[start of DATA LINES]
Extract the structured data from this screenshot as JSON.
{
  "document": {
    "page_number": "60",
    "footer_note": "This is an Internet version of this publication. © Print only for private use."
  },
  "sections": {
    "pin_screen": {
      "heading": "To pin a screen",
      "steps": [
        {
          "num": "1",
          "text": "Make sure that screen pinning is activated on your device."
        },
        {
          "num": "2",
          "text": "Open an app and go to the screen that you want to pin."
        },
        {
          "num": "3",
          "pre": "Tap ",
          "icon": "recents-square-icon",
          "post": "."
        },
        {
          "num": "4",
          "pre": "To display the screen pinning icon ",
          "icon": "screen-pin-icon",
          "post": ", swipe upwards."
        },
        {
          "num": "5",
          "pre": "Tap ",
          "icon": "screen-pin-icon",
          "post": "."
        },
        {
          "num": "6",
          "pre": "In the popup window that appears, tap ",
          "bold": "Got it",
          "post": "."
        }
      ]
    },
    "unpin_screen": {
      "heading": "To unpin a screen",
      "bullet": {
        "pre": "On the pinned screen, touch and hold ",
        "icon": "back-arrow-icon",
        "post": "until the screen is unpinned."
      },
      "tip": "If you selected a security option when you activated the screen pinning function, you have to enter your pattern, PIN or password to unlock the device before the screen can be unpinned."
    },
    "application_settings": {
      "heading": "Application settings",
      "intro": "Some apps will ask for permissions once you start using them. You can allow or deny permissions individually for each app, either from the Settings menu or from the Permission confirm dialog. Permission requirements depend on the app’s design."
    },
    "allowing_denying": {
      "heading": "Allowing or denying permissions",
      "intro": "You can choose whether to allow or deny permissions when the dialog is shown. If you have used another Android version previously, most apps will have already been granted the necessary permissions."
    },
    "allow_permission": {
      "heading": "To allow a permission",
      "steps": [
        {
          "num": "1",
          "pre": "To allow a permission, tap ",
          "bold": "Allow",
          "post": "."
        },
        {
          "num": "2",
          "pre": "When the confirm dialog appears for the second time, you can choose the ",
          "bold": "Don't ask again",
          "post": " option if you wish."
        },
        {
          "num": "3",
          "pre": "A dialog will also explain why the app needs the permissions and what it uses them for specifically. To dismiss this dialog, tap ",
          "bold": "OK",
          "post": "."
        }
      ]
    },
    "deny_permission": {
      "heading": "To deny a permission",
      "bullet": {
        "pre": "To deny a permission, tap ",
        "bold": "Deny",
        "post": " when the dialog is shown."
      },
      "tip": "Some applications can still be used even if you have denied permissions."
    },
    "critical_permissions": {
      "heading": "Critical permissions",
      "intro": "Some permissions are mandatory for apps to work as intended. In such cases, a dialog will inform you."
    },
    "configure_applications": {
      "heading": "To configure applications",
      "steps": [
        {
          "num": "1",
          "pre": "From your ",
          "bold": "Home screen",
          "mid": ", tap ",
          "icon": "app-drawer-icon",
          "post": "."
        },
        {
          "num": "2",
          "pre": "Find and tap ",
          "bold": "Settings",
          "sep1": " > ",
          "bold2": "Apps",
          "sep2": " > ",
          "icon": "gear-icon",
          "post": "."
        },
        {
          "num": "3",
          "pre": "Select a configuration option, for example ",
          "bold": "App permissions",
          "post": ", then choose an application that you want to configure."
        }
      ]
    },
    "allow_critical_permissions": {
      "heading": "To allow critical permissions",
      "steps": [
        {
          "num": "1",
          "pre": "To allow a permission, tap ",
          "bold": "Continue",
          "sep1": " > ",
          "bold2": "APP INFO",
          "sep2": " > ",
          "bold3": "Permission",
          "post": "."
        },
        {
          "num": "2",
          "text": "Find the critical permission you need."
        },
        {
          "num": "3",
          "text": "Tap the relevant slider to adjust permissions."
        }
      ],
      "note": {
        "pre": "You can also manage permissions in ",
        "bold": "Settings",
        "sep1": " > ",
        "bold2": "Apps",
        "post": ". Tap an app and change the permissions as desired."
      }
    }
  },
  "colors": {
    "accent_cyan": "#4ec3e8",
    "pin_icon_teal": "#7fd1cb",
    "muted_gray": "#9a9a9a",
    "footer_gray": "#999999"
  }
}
[end of DATA LINES]
▸ INSTRUCTIONS TO FOLLOW: Copy each line containing the word "them" from the data.

▸ IN RESPONSE:
      "intro": "Some apps will ask for permissions once you start using them. You can allow or deny permissions individually for each app, either from the Settings menu or from the Permission confirm dialog. Permission requirements depend on the app’s design."
          "pre": "A dialog will also explain why the app needs the permissions and what it uses them for specifically. To dismiss this dialog, tap ",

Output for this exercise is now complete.